* _What the exercise asks_
Quote the records that follow in full, leaving the pictures out.

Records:
+-------+

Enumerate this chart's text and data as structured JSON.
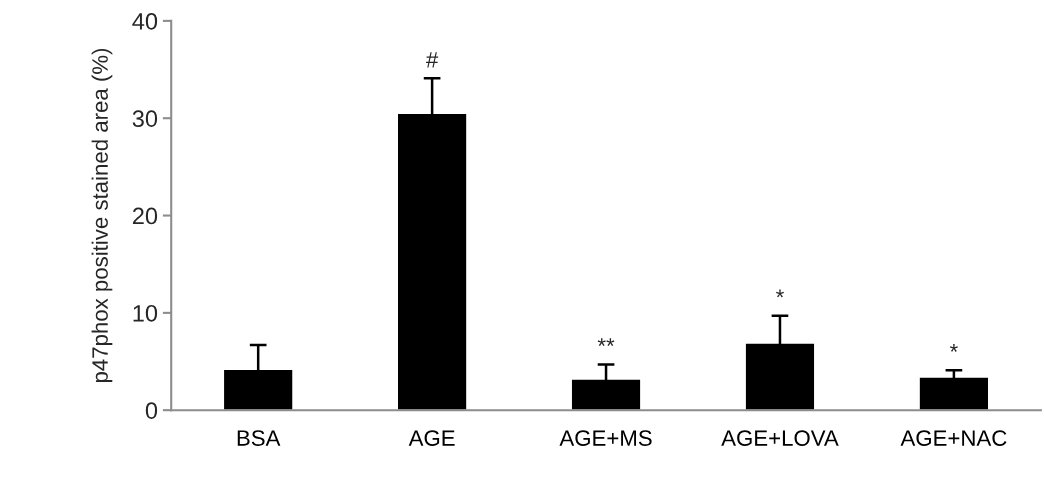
{
  "chart_data": {
    "type": "bar",
    "ylabel": "p47phox positive stained area (%)",
    "categories": [
      "BSA",
      "AGE",
      "AGE+MS",
      "AGE+LOVA",
      "AGE+NAC"
    ],
    "values": [
      4.2,
      30.5,
      3.2,
      6.9,
      3.4
    ],
    "errors": [
      2.5,
      3.6,
      1.5,
      2.8,
      0.7
    ],
    "color": "#000000",
    "value_labels": [
      null,
      "#",
      "**",
      "*",
      "*"
    ],
    "ylim": [
      0,
      40
    ],
    "yticks": [
      0,
      10,
      20,
      30,
      40
    ],
    "grid": false,
    "legend": false
  }
}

+-------+

* _Written solution_
Enumerate this chart's text and data as structured JSON.
{
  "chart_data": {
    "type": "bar",
    "ylabel": "p47phox positive stained area (%)",
    "categories": [
      "BSA",
      "AGE",
      "AGE+MS",
      "AGE+LOVA",
      "AGE+NAC"
    ],
    "values": [
      4.2,
      30.5,
      3.2,
      6.9,
      3.4
    ],
    "errors": [
      2.5,
      3.6,
      1.5,
      2.8,
      0.7
    ],
    "color": "#000000",
    "value_labels": [
      null,
      "#",
      "**",
      "*",
      "*"
    ],
    "ylim": [
      0,
      40
    ],
    "yticks": [
      0,
      10,
      20,
      30,
      40
    ],
    "grid": false,
    "legend": false
  }
}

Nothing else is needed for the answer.